» Exercise aim
Take every line from the material that has the word "отделом" in it.

= = = = =

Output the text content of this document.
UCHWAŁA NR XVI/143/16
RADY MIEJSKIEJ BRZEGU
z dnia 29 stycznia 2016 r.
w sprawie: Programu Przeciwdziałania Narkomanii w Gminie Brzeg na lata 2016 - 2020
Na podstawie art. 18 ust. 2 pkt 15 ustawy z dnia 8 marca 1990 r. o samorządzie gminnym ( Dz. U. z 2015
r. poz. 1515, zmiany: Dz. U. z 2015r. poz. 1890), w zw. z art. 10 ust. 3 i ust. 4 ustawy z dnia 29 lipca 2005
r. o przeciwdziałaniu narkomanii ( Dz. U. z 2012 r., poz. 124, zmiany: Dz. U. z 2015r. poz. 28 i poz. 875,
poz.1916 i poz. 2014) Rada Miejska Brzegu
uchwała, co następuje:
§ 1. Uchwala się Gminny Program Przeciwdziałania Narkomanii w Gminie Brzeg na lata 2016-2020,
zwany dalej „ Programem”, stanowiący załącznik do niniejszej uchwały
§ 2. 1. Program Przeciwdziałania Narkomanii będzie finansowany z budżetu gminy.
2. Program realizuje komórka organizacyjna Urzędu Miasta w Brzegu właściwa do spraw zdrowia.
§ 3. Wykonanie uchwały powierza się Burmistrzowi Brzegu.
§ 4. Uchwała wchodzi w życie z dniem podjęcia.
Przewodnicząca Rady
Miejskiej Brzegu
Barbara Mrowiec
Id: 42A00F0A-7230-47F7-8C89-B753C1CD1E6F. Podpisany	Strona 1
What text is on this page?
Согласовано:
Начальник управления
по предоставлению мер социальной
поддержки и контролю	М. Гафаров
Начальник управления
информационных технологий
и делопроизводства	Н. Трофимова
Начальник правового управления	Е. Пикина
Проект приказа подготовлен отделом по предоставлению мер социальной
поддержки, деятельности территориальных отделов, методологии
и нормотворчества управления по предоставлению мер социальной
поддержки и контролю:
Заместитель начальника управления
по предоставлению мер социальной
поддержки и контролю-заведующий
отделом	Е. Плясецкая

= = = = =

» The answer
Проект приказа подготовлен отделом по предоставлению мер социальной
отделом	Е. Плясецкая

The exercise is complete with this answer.